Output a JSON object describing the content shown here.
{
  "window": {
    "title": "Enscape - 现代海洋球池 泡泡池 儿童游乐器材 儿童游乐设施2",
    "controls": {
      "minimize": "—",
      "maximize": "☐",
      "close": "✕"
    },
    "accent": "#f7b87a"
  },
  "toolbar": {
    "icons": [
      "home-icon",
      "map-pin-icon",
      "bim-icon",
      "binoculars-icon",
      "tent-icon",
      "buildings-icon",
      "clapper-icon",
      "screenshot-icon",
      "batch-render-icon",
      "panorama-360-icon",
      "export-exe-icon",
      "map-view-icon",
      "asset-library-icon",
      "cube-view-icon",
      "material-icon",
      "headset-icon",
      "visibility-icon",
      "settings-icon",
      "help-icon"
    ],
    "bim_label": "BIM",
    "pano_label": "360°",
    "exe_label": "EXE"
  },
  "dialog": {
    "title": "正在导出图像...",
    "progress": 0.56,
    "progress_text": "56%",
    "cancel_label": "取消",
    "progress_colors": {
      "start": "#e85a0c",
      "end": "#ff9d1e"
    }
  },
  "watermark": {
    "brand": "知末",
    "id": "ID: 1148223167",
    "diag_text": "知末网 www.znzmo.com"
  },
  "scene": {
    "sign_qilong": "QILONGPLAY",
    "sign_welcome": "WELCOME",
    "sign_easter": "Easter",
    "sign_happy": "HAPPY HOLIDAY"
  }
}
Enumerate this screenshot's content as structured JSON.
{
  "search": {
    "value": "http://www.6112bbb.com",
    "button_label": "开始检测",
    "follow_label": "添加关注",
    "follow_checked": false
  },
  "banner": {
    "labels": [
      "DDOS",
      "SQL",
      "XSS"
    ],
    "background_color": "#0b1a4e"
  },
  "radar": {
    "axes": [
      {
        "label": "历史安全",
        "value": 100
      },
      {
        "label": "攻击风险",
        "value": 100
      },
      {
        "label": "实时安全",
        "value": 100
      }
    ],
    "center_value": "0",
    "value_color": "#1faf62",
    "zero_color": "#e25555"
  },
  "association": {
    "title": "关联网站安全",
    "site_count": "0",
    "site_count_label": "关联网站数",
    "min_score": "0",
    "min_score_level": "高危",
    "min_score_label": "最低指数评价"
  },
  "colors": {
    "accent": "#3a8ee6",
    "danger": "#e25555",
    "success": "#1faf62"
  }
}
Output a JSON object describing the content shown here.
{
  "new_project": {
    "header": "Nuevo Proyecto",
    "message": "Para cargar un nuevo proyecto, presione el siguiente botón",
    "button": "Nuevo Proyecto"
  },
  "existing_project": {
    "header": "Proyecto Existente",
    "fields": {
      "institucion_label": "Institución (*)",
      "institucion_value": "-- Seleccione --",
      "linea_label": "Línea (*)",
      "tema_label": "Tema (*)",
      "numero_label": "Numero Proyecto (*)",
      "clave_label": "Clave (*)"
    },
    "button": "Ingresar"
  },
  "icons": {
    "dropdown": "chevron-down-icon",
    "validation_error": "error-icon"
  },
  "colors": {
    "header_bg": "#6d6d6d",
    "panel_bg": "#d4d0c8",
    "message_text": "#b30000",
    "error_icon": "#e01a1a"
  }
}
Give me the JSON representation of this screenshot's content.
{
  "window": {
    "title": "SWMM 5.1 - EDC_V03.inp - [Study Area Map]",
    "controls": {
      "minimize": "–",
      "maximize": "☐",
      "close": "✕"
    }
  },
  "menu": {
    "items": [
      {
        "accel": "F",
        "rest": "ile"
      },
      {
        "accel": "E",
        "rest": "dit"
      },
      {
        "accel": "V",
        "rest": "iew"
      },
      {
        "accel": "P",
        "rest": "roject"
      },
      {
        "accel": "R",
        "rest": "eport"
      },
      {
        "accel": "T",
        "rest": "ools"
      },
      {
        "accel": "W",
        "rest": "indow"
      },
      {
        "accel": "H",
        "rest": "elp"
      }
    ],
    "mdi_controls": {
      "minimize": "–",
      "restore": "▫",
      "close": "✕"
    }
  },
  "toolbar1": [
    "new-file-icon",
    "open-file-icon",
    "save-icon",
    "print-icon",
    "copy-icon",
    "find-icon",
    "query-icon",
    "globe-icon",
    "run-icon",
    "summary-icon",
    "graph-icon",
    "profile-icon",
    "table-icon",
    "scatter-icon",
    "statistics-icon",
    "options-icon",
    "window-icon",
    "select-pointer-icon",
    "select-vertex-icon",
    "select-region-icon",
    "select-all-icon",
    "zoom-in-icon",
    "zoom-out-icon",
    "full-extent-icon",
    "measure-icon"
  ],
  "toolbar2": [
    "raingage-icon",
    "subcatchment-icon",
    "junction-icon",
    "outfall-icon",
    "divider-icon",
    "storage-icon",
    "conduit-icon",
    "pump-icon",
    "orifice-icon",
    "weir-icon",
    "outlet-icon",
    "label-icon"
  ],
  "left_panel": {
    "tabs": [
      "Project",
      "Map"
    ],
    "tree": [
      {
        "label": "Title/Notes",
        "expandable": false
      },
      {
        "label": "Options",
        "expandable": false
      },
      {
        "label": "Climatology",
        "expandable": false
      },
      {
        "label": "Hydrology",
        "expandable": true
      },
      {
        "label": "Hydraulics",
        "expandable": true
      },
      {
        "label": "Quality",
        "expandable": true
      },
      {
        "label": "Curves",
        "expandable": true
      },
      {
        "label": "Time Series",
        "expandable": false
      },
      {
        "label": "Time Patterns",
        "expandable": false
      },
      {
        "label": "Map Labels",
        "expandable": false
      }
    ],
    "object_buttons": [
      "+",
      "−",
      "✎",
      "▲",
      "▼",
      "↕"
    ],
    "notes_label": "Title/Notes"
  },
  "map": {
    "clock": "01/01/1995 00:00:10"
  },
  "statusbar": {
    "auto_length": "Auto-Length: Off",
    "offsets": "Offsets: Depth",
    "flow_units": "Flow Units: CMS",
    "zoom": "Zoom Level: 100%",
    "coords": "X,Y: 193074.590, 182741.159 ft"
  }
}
=====
Faithfully reproduce all of the records, character for character.

Output a JSON object describing the content shown here.
{
  "window": {
    "title": "Enscape - 现代海洋球池 泡泡池 儿童游乐器材 儿童游乐设施2",
    "controls": {
      "minimize": "—",
      "maximize": "☐",
      "close": "✕"
    },
    "accent": "#f7b87a"
  },
  "toolbar": {
    "icons": [
      "home-icon",
      "map-pin-icon",
      "bim-icon",
      "binoculars-icon",
      "tent-icon",
      "buildings-icon",
      "clapper-icon",
      "screenshot-icon",
      "batch-render-icon",
      "panorama-360-icon",
      "export-exe-icon",
      "map-view-icon",
      "asset-library-icon",
      "cube-view-icon",
      "material-icon",
      "headset-icon",
      "visibility-icon",
      "settings-icon",
      "help-icon"
    ],
    "bim_label": "BIM",
    "pano_label": "360°",
    "exe_label": "EXE"
  },
  "dialog": {
    "title": "正在导出图像...",
    "progress": 0.56,
    "progress_text": "56%",
    "cancel_label": "取消",
    "progress_colors": {
      "start": "#e85a0c",
      "end": "#ff9d1e"
    }
  },
  "watermark": {
    "brand": "知末",
    "id": "ID: 1148223167",
    "diag_text": "知末网 www.znzmo.com"
  },
  "scene": {
    "sign_qilong": "QILONGPLAY",
    "sign_welcome": "WELCOME",
    "sign_easter": "Easter",
    "sign_happy": "HAPPY HOLIDAY"
  }
}
Enumerate this screenshot's content as structured JSON.
{
  "search": {
    "value": "http://www.6112bbb.com",
    "button_label": "开始检测",
    "follow_label": "添加关注",
    "follow_checked": false
  },
  "banner": {
    "labels": [
      "DDOS",
      "SQL",
      "XSS"
    ],
    "background_color": "#0b1a4e"
  },
  "radar": {
    "axes": [
      {
        "label": "历史安全",
        "value": 100
      },
      {
        "label": "攻击风险",
        "value": 100
      },
      {
        "label": "实时安全",
        "value": 100
      }
    ],
    "center_value": "0",
    "value_color": "#1faf62",
    "zero_color": "#e25555"
  },
  "association": {
    "title": "关联网站安全",
    "site_count": "0",
    "site_count_label": "关联网站数",
    "min_score": "0",
    "min_score_level": "高危",
    "min_score_label": "最低指数评价"
  },
  "colors": {
    "accent": "#3a8ee6",
    "danger": "#e25555",
    "success": "#1faf62"
  }
}
Output a JSON object describing the content shown here.
{
  "new_project": {
    "header": "Nuevo Proyecto",
    "message": "Para cargar un nuevo proyecto, presione el siguiente botón",
    "button": "Nuevo Proyecto"
  },
  "existing_project": {
    "header": "Proyecto Existente",
    "fields": {
      "institucion_label": "Institución (*)",
      "institucion_value": "-- Seleccione --",
      "linea_label": "Línea (*)",
      "tema_label": "Tema (*)",
      "numero_label": "Numero Proyecto (*)",
      "clave_label": "Clave (*)"
    },
    "button": "Ingresar"
  },
  "icons": {
    "dropdown": "chevron-down-icon",
    "validation_error": "error-icon"
  },
  "colors": {
    "header_bg": "#6d6d6d",
    "panel_bg": "#d4d0c8",
    "message_text": "#b30000",
    "error_icon": "#e01a1a"
  }
}
Give me the JSON representation of this screenshot's content.
{
  "window": {
    "title": "SWMM 5.1 - EDC_V03.inp - [Study Area Map]",
    "controls": {
      "minimize": "–",
      "maximize": "☐",
      "close": "✕"
    }
  },
  "menu": {
    "items": [
      {
        "accel": "F",
        "rest": "ile"
      },
      {
        "accel": "E",
        "rest": "dit"
      },
      {
        "accel": "V",
        "rest": "iew"
      },
      {
        "accel": "P",
        "rest": "roject"
      },
      {
        "accel": "R",
        "rest": "eport"
      },
      {
        "accel": "T",
        "rest": "ools"
      },
      {
        "accel": "W",
        "rest": "indow"
      },
      {
        "accel": "H",
        "rest": "elp"
      }
    ],
    "mdi_controls": {
      "minimize": "–",
      "restore": "▫",
      "close": "✕"
    }
  },
  "toolbar1": [
    "new-file-icon",
    "open-file-icon",
    "save-icon",
    "print-icon",
    "copy-icon",
    "find-icon",
    "query-icon",
    "globe-icon",
    "run-icon",
    "summary-icon",
    "graph-icon",
    "profile-icon",
    "table-icon",
    "scatter-icon",
    "statistics-icon",
    "options-icon",
    "window-icon",
    "select-pointer-icon",
    "select-vertex-icon",
    "select-region-icon",
    "select-all-icon",
    "zoom-in-icon",
    "zoom-out-icon",
    "full-extent-icon",
    "measure-icon"
  ],
  "toolbar2": [
    "raingage-icon",
    "subcatchment-icon",
    "junction-icon",
    "outfall-icon",
    "divider-icon",
    "storage-icon",
    "conduit-icon",
    "pump-icon",
    "orifice-icon",
    "weir-icon",
    "outlet-icon",
    "label-icon"
  ],
  "left_panel": {
    "tabs": [
      "Project",
      "Map"
    ],
    "tree": [
      {
        "label": "Title/Notes",
        "expandable": false
      },
      {
        "label": "Options",
        "expandable": false
      },
      {
        "label": "Climatology",
        "expandable": false
      },
      {
        "label": "Hydrology",
        "expandable": true
      },
      {
        "label": "Hydraulics",
        "expandable": true
      },
      {
        "label": "Quality",
        "expandable": true
      },
      {
        "label": "Curves",
        "expandable": true
      },
      {
        "label": "Time Series",
        "expandable": false
      },
      {
        "label": "Time Patterns",
        "expandable": false
      },
      {
        "label": "Map Labels",
        "expandable": false
      }
    ],
    "object_buttons": [
      "+",
      "−",
      "✎",
      "▲",
      "▼",
      "↕"
    ],
    "notes_label": "Title/Notes"
  },
  "map": {
    "clock": "01/01/1995 00:00:10"
  },
  "statusbar": {
    "auto_length": "Auto-Length: Off",
    "offsets": "Offsets: Depth",
    "flow_units": "Flow Units: CMS",
    "zoom": "Zoom Level: 100%",
    "coords": "X,Y: 193074.590, 182741.159 ft"
  }
}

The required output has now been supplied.